Pick out and copy every line below that has the word "JSON".

Start

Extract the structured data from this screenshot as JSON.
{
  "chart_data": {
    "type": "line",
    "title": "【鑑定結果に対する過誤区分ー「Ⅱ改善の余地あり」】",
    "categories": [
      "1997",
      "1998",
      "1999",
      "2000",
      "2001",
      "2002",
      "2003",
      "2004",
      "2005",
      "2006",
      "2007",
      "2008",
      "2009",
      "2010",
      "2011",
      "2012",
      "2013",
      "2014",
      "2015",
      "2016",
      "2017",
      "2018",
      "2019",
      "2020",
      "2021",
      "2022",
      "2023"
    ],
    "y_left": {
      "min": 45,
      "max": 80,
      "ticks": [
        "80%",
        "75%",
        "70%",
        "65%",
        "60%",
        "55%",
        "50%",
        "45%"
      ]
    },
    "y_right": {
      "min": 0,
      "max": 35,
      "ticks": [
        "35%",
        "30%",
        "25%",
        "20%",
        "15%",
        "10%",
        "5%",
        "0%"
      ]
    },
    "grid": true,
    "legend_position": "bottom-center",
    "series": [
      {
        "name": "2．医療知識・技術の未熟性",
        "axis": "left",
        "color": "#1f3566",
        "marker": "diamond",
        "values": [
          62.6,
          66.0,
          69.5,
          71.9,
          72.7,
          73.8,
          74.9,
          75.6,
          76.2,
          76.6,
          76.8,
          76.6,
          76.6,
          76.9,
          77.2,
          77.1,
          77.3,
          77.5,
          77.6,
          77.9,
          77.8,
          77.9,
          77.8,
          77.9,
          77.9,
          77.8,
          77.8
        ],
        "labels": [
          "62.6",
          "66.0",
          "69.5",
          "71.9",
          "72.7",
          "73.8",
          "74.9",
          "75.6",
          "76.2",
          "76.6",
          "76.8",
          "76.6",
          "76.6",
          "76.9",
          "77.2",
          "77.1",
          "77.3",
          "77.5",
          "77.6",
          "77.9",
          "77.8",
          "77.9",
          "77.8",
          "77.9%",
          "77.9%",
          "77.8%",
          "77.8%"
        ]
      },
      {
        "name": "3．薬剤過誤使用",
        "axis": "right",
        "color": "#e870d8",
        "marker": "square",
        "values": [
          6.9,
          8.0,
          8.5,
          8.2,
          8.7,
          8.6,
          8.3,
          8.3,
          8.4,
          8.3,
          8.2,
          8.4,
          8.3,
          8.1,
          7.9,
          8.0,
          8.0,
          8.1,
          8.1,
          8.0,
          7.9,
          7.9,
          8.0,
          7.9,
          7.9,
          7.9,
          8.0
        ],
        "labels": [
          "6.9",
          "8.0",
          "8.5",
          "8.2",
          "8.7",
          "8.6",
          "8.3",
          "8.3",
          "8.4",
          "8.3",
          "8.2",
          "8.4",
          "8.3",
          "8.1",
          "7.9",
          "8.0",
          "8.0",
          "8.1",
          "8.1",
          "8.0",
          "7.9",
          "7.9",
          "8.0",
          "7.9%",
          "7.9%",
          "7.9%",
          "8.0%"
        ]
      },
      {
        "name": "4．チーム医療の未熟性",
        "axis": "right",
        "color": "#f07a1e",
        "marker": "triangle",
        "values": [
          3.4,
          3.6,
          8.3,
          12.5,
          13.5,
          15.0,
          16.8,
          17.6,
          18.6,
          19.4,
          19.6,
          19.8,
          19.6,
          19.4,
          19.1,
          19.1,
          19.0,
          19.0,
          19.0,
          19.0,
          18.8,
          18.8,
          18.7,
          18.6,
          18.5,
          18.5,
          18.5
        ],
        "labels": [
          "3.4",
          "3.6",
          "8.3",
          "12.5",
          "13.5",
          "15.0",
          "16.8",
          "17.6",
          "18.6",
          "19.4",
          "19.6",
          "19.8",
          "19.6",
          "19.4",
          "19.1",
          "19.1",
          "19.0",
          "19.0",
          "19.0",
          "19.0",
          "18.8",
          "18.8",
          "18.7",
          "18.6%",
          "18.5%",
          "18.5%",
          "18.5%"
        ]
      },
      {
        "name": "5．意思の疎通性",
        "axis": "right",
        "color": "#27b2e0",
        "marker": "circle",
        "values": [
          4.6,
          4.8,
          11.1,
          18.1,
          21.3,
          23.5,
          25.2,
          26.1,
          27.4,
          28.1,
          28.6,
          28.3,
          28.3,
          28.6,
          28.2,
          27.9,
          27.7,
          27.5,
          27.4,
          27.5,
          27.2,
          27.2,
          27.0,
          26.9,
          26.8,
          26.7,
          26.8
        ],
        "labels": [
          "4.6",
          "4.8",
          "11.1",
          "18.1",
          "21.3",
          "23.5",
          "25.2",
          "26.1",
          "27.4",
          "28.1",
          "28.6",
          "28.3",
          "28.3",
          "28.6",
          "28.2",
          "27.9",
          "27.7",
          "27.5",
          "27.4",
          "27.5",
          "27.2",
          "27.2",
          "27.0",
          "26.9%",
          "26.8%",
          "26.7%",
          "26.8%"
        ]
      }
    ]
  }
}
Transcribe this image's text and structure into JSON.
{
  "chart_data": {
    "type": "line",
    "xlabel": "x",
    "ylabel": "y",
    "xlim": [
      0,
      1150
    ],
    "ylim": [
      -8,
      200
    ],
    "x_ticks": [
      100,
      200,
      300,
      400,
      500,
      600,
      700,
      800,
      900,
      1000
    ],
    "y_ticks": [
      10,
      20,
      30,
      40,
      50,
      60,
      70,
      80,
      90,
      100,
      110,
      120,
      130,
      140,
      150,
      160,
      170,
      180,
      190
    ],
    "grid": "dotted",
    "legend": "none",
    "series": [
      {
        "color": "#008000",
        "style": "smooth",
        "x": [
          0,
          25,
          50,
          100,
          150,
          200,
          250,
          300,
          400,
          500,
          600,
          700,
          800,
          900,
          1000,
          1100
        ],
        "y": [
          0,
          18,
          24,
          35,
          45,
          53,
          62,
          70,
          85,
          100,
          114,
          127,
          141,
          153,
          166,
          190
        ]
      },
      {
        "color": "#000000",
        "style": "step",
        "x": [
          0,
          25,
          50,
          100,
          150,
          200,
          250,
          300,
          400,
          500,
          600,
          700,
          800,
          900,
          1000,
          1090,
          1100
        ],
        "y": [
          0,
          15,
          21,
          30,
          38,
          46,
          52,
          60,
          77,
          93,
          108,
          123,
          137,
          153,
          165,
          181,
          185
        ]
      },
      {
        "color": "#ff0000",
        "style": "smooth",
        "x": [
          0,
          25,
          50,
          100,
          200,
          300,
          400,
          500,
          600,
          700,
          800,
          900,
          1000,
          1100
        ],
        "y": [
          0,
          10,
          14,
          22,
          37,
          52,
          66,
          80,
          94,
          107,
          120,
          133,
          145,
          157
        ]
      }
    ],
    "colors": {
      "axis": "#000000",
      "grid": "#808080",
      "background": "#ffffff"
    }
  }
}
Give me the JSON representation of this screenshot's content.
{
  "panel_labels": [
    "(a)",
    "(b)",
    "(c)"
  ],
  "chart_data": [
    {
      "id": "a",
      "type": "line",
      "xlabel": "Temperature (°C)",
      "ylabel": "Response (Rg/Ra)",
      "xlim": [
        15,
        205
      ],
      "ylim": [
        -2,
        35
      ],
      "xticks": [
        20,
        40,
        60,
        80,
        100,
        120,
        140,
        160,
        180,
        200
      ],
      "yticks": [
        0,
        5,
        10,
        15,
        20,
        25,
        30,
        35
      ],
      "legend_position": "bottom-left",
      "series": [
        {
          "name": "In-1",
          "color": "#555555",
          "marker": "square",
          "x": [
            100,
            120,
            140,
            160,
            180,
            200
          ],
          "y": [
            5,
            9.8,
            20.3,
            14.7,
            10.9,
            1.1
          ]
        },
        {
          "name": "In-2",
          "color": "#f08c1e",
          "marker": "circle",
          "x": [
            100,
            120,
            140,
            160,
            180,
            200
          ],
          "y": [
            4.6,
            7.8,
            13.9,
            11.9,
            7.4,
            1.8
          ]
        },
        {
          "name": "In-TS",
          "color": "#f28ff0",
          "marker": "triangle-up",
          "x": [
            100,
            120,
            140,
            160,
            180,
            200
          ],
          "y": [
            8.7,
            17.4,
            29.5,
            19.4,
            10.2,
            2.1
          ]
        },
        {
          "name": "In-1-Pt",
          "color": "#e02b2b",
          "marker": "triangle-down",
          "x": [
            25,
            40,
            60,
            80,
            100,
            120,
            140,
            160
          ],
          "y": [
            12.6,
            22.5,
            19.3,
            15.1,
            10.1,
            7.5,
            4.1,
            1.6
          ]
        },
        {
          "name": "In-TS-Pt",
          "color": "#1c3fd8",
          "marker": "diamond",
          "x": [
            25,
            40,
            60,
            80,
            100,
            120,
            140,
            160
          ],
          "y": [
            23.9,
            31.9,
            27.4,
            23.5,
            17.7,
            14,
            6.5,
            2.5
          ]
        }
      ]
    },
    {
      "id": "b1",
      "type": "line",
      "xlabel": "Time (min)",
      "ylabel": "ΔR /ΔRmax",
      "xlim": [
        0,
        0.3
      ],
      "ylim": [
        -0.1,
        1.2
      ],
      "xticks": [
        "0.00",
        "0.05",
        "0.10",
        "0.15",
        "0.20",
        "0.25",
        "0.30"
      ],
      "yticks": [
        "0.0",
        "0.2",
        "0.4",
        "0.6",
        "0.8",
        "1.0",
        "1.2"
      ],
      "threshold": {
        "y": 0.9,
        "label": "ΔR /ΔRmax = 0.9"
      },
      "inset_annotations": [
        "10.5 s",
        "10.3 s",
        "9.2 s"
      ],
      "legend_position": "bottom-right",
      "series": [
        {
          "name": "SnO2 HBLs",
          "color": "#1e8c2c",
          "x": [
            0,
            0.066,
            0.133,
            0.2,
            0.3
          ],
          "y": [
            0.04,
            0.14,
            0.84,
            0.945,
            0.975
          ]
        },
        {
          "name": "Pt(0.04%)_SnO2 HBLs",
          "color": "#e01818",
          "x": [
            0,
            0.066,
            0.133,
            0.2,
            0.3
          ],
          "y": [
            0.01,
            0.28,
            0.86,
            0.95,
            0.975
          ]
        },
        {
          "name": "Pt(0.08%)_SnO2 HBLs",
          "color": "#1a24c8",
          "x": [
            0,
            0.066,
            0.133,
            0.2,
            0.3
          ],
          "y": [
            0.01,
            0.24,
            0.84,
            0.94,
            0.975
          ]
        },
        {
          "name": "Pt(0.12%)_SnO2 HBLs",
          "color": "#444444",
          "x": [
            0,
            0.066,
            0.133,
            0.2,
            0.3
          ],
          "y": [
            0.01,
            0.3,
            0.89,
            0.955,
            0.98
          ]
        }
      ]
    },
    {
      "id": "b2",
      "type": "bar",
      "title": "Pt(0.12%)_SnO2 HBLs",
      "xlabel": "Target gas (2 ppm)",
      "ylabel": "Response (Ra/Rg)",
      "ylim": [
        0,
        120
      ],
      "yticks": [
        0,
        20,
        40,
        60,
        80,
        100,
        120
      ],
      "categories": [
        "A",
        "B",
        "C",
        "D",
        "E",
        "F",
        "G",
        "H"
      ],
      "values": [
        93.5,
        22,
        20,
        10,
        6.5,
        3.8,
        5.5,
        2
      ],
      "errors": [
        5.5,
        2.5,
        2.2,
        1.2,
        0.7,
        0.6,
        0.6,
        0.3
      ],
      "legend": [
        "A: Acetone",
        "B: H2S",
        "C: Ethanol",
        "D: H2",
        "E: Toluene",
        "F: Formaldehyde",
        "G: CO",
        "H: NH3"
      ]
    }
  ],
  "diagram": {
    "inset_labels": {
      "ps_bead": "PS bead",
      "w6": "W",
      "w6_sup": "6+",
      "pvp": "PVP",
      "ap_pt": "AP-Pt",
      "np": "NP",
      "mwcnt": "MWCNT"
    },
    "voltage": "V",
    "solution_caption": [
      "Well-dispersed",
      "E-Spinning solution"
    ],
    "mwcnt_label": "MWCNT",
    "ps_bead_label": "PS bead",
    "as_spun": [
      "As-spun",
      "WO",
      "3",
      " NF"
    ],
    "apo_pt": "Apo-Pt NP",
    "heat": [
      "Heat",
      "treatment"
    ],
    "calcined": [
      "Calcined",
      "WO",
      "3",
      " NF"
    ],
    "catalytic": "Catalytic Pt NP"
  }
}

End

### ANSWER TO THE PROBLEM
Extract the structured data from this screenshot as JSON.
Transcribe this image's text and structure into JSON.
Give me the JSON representation of this screenshot's content.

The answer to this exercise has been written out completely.